**Goal**
Below are records; count the lines in them that hold "research" and give only the count.

**Dataset records**
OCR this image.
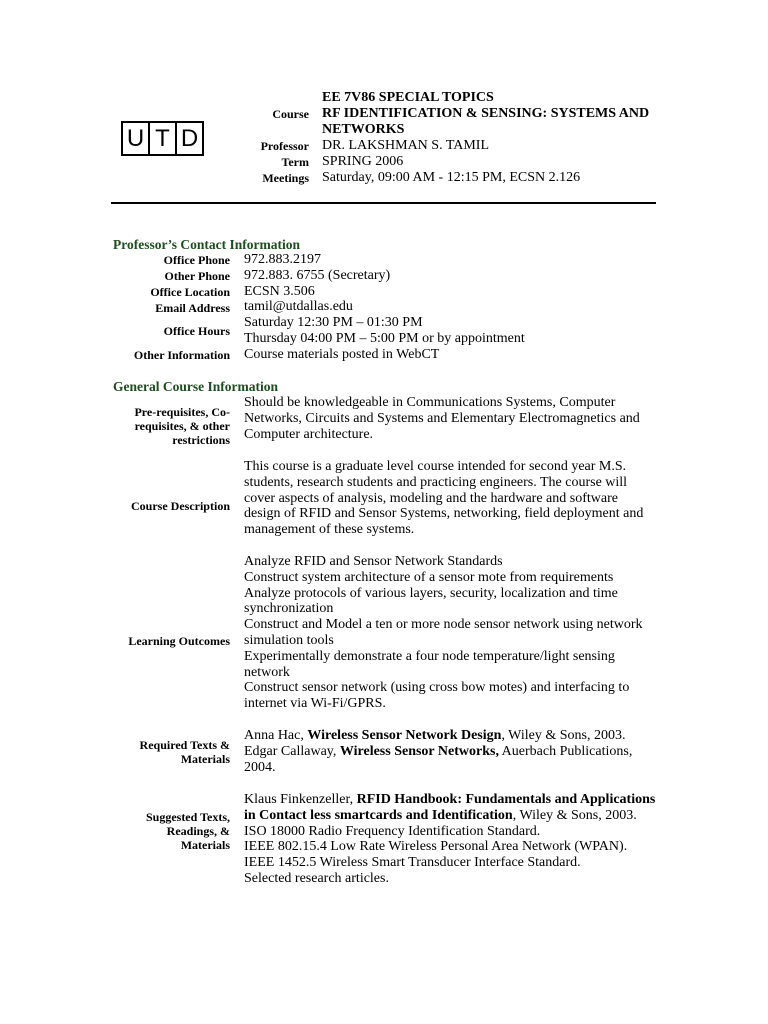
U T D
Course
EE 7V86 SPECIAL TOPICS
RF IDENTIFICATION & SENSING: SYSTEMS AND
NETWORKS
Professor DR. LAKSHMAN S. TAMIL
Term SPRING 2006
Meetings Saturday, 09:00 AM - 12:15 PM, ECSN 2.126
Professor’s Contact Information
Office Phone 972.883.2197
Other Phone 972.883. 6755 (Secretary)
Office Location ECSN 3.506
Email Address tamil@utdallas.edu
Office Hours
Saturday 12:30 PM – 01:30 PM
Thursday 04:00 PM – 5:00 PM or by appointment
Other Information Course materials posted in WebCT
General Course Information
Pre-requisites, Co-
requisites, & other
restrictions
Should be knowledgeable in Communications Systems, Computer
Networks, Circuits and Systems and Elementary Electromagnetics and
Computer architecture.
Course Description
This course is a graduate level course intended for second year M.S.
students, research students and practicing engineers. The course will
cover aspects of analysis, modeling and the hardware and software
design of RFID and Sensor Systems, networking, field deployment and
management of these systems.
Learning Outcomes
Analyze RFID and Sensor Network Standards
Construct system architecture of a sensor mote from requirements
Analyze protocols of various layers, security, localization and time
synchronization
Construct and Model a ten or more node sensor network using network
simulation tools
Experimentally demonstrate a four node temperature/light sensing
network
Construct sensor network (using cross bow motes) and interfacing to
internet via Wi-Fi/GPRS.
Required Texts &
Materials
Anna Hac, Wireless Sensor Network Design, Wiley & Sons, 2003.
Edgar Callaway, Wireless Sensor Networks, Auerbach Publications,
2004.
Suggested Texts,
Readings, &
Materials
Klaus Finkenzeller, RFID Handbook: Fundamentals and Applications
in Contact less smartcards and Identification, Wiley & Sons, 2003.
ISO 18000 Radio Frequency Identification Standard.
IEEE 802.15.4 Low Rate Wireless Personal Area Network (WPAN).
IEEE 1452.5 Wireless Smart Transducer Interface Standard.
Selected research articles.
...
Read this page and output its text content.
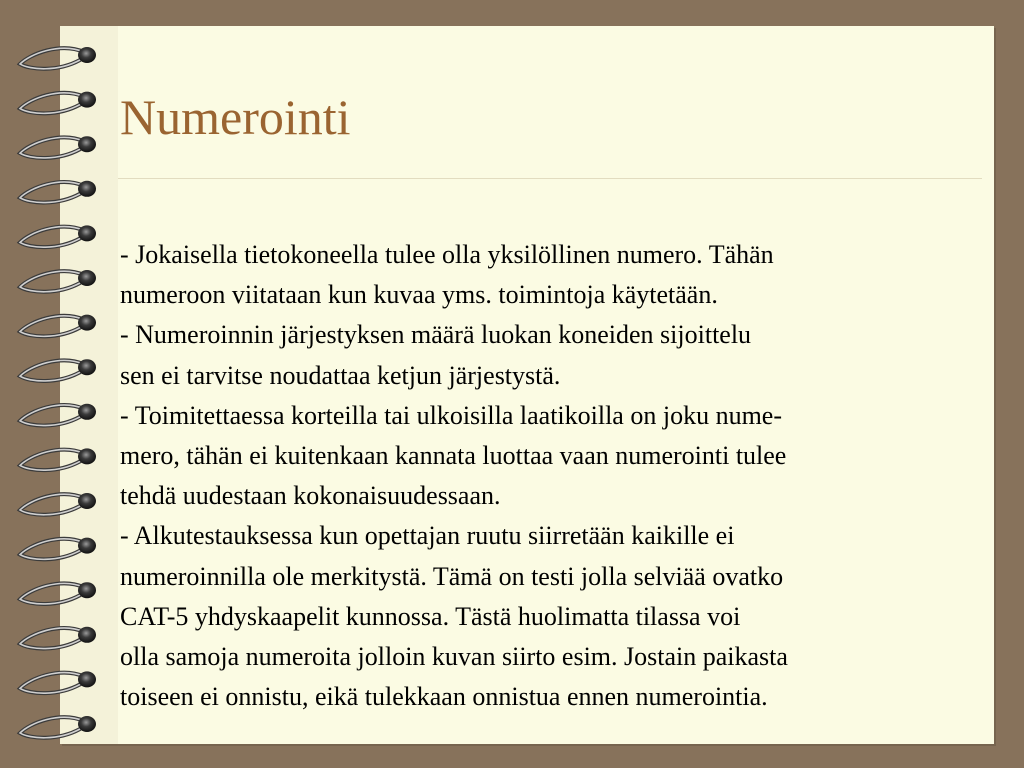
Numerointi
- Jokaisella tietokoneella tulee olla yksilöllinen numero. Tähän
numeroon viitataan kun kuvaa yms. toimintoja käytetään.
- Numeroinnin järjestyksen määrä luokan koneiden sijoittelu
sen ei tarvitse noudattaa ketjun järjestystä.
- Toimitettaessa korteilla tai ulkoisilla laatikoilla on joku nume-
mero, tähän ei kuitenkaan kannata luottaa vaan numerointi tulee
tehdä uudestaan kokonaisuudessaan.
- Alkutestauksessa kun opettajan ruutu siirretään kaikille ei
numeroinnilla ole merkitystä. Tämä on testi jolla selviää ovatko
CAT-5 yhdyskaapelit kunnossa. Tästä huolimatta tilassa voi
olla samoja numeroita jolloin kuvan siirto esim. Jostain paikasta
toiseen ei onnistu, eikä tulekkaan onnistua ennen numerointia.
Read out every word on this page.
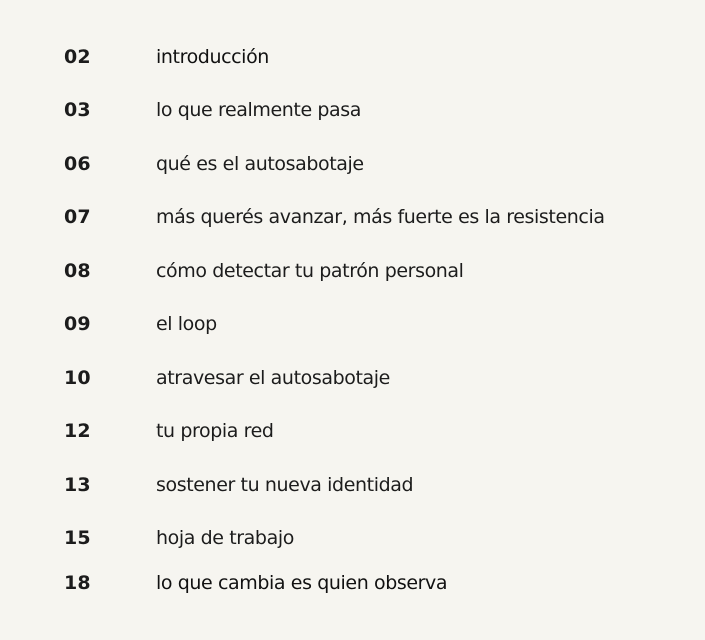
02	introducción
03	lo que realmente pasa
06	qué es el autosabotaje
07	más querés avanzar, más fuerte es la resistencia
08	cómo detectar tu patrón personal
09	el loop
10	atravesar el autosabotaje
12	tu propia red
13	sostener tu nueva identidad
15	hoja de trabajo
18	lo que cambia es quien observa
==
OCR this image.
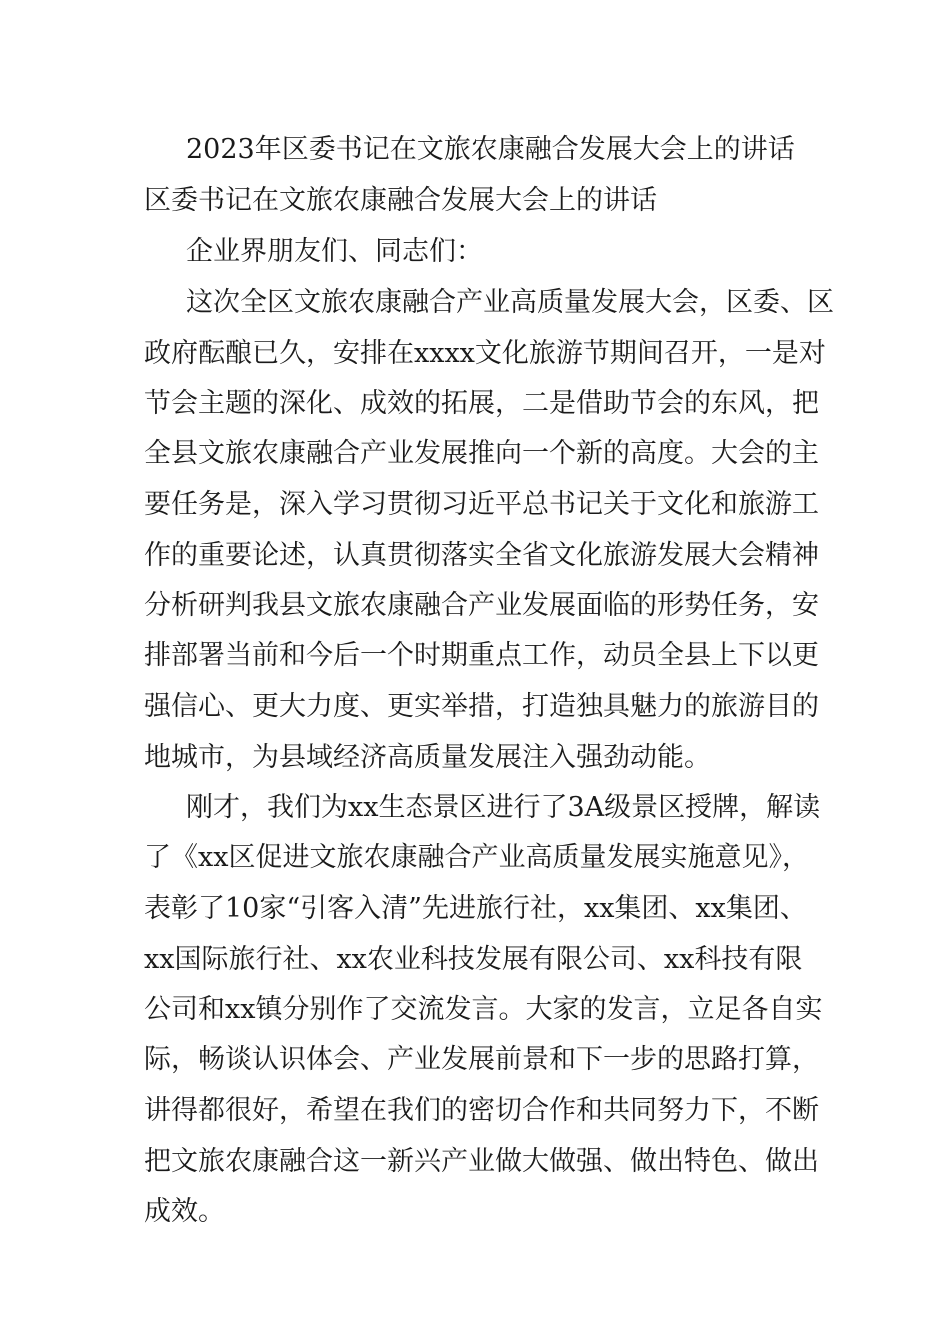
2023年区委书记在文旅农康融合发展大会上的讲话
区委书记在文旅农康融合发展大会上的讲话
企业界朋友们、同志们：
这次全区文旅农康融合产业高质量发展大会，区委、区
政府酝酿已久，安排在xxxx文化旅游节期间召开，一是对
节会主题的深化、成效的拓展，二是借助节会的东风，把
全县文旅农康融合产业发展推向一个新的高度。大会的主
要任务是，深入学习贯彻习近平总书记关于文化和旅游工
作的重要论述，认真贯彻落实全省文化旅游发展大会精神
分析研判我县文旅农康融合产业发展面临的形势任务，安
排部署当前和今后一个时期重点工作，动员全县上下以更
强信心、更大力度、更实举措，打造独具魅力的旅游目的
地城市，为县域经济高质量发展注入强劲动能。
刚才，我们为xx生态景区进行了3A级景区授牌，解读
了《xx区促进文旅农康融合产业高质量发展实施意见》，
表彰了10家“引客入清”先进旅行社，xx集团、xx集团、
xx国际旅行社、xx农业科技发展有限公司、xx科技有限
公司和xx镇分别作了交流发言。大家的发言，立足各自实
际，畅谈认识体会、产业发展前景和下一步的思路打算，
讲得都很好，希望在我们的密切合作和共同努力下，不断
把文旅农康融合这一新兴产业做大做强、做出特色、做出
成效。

**Written answer**
2